Passage:
I did not get my hopes up too high. Upon arrival I was pleasantly surprised by the cleanliness of the new train station and the history plaque of the town. But walking revealed exactly what I expected – a roughness around the edges. It makes sense – my Belgian people were machinists and coal miners. Still, as I walked by small chalets, I couldn’t help but speculate.

What if my address led to a chalet of sorts?


What if my address led to a house with a fun, artistic exterior?


What if my address led to an outdated, functional space?


Turns out, there is no answer to this great musing. Because my address did not exist anymore. What is one to feel when, upon trekking across the world to the ancestral homeland, one finds that the lot has been turned into storage?

Turns out, not much. I walked the street from one end to the other, past the Greek restaurant, up to the small plaza and locked up church. I verified the street with a nice woman who was leery of a stranger. I walked back and forth, up and down the block, double checking street signs and numbers.


No wonder my ancestors left – we were living in a garage.

But no, I was not done yet. There was, according to my research, a second Rue de la Regance in Charleroi, on the other side of the river. And so I started trekking again. Finding the center of Charleroi involved a healthy uphill climb through a far more commercial area, past shops and many a bar and café. Eventually I came to the center of the town, with its own Hotel de Ville and Cathedral. It was solid, but old and not quite beautiful. I don’t wish to sound mean, but the workaday is not a tourist attraction.

Charleroi town center.

Charleroi town center.

Up another street, another Rue, and through construction and Halal markets, love hotels and abandoned restaurants. This whole experience is not reaching rewarding levels I think, as I find the general region of where my family’s house should be. There’s a gutted three story brick front. At least I think that’s my house – there are no numbers on any of the buildings, save for a “40” a few houses up.

Required task A: Extract the rows from the first one through the line that contains "print-icon[interactable]: 🖶 —", both ends included, reproducing them without any change.
The Charleroi account and the rows come from separate, unrelated sources.

[Coordinate annotation rows]
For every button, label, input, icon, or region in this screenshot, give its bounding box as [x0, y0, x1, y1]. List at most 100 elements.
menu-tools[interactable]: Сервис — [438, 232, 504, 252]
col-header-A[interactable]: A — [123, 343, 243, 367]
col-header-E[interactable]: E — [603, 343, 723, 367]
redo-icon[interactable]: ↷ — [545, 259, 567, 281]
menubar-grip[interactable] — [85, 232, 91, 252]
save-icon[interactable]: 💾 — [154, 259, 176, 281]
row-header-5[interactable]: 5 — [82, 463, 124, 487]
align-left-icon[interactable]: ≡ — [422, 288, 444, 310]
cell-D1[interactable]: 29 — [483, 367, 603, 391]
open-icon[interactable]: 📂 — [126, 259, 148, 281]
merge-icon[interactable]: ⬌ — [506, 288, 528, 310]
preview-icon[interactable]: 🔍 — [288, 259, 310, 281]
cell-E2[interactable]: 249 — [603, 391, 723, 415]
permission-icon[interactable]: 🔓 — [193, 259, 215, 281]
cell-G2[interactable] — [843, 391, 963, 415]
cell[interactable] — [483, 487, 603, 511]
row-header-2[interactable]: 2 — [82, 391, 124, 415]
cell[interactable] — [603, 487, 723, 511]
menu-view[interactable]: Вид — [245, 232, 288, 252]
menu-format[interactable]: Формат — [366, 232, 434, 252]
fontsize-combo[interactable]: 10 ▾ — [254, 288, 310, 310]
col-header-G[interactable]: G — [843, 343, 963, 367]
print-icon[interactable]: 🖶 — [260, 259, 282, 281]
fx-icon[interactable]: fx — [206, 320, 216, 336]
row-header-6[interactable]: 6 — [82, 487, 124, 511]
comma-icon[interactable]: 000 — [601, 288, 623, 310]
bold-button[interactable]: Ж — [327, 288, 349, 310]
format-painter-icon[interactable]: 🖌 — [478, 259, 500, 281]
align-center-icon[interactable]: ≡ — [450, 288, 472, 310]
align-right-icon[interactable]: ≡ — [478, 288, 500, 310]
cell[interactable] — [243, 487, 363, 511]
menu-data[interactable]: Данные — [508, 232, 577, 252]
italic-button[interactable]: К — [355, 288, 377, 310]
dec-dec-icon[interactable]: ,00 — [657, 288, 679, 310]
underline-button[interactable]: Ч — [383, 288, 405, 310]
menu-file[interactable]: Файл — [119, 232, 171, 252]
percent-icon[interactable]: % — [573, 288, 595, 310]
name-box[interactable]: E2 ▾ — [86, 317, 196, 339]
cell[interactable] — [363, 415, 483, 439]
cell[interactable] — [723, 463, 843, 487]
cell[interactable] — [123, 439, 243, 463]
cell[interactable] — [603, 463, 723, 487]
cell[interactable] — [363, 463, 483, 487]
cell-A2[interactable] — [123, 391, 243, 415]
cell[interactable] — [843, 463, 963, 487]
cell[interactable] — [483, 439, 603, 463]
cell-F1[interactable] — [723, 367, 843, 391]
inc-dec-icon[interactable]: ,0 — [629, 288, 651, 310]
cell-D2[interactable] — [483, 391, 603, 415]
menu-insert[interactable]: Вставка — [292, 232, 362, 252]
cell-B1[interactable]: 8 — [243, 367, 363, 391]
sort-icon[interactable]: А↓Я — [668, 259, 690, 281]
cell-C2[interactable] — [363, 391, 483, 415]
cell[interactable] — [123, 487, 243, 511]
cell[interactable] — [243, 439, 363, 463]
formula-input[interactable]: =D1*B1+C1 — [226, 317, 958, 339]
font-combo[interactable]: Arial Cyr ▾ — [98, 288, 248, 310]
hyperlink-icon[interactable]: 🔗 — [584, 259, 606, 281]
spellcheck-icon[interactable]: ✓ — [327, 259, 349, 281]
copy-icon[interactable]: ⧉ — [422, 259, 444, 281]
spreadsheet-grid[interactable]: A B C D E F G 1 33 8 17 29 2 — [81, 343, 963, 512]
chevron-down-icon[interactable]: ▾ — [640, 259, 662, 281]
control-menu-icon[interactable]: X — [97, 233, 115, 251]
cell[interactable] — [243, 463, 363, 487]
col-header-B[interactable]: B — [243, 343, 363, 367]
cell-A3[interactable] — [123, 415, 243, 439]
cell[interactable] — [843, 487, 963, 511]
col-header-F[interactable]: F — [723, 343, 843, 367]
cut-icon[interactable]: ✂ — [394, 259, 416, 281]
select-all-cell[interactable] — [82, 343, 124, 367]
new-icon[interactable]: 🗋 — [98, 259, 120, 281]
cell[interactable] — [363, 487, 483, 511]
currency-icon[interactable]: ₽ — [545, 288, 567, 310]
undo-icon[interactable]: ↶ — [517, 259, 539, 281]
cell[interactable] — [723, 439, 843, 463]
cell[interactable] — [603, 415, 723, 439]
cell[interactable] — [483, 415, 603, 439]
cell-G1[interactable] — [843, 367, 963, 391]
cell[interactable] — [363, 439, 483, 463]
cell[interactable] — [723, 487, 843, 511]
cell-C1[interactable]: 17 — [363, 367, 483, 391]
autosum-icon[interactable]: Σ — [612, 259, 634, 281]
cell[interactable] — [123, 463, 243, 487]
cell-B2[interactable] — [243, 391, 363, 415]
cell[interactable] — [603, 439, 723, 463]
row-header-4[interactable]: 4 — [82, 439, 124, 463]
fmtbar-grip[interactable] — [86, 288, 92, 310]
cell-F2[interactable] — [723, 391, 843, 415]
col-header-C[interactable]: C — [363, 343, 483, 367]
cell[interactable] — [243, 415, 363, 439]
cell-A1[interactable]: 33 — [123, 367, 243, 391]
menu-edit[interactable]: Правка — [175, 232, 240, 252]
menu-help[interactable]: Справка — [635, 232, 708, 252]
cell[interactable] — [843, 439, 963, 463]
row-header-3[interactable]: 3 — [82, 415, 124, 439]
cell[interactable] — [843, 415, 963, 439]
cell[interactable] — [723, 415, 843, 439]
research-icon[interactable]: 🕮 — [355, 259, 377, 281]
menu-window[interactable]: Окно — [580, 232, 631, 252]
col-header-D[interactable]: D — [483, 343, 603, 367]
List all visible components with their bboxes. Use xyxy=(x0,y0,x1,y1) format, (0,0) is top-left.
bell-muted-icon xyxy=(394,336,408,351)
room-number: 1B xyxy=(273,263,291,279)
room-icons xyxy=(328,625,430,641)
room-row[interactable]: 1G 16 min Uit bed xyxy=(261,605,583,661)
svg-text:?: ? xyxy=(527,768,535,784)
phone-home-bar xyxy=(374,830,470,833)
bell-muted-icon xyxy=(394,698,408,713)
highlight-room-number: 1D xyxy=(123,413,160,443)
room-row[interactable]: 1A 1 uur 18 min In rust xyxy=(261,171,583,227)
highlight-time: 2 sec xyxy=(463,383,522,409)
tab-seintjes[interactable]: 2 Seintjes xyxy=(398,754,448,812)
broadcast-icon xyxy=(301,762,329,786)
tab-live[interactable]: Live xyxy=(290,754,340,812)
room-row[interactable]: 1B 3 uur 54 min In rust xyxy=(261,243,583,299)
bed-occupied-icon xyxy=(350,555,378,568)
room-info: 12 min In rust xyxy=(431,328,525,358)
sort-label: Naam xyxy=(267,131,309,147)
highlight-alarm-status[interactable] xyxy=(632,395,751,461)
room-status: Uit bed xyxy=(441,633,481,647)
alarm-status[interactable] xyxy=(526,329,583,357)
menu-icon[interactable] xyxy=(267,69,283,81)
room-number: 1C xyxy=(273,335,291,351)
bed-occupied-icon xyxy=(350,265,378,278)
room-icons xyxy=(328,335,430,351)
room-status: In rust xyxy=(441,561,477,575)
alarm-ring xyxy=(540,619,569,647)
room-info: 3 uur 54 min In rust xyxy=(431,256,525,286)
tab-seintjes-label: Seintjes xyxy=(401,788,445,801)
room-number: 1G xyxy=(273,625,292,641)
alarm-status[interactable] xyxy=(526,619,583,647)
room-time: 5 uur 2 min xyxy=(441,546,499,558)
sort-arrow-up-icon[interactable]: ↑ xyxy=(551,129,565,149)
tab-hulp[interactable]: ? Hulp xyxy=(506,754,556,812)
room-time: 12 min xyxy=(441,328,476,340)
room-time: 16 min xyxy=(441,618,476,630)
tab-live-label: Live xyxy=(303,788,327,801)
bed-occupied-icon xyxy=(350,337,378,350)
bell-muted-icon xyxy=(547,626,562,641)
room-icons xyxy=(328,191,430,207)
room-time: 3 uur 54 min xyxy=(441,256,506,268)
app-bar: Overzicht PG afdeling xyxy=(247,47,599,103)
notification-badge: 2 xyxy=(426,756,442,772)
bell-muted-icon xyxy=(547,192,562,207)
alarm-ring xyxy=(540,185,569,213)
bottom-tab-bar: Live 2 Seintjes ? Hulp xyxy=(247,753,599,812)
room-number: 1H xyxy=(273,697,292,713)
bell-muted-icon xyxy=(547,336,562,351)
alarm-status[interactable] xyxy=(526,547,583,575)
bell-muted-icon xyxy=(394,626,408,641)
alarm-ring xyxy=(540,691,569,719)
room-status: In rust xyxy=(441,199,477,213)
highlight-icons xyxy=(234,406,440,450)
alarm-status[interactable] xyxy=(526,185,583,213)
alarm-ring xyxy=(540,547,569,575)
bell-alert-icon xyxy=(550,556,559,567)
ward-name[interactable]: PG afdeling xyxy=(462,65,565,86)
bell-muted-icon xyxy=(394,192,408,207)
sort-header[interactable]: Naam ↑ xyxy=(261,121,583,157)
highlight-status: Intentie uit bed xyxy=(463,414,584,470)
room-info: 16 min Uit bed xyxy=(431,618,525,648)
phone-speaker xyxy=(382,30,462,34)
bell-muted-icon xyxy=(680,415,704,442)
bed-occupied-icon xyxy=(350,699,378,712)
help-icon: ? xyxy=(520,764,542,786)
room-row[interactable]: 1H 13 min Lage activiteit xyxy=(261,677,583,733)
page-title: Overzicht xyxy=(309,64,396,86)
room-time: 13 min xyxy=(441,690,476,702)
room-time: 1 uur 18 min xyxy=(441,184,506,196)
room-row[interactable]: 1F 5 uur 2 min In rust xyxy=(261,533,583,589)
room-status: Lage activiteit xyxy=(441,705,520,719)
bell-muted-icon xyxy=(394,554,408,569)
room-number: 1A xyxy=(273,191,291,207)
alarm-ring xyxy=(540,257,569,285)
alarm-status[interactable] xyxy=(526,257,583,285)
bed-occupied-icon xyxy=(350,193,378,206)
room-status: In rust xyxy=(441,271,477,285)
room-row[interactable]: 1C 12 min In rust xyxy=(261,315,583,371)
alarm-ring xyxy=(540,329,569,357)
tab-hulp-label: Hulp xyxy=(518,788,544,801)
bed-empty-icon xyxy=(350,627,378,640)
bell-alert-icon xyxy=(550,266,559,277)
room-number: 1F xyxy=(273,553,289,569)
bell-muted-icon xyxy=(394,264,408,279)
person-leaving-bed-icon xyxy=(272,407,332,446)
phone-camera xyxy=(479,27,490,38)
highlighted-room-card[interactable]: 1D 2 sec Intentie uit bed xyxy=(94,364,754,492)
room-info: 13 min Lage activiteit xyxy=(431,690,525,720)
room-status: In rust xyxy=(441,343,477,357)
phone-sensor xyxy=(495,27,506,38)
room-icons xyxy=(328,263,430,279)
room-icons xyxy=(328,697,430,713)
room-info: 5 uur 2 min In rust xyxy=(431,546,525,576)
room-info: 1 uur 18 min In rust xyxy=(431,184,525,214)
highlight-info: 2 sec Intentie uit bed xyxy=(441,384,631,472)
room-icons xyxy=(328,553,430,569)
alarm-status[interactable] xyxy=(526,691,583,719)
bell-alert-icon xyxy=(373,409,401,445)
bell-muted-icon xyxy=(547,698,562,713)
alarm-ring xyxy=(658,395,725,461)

Required task B: In the Charleroi account, why does the narrator set off walking again after finding the address lot turned into storage?

Exercise answer A:
For every button, label, input, icon, or region in this screenshot, give its bounding box as [x0, y0, x1, y1]. List at most 100 elements.
menu-tools[interactable]: Сервис — [438, 232, 504, 252]
col-header-A[interactable]: A — [123, 343, 243, 367]
col-header-E[interactable]: E — [603, 343, 723, 367]
redo-icon[interactable]: ↷ — [545, 259, 567, 281]
menubar-grip[interactable] — [85, 232, 91, 252]
save-icon[interactable]: 💾 — [154, 259, 176, 281]
row-header-5[interactable]: 5 — [82, 463, 124, 487]
align-left-icon[interactable]: ≡ — [422, 288, 444, 310]
cell-D1[interactable]: 29 — [483, 367, 603, 391]
open-icon[interactable]: 📂 — [126, 259, 148, 281]
merge-icon[interactable]: ⬌ — [506, 288, 528, 310]
preview-icon[interactable]: 🔍 — [288, 259, 310, 281]
cell-E2[interactable]: 249 — [603, 391, 723, 415]
permission-icon[interactable]: 🔓 — [193, 259, 215, 281]
cell-G2[interactable] — [843, 391, 963, 415]
cell[interactable] — [483, 487, 603, 511]
row-header-2[interactable]: 2 — [82, 391, 124, 415]
cell[interactable] — [603, 487, 723, 511]
menu-view[interactable]: Вид — [245, 232, 288, 252]
menu-format[interactable]: Формат — [366, 232, 434, 252]
fontsize-combo[interactable]: 10 ▾ — [254, 288, 310, 310]
col-header-G[interactable]: G — [843, 343, 963, 367]
print-icon[interactable]: 🖶 — [260, 259, 282, 281]

Exercise answer B: The narrator's research showed a second Rue de la Regance in Charleroi, on the other side of the river. So the search continued there.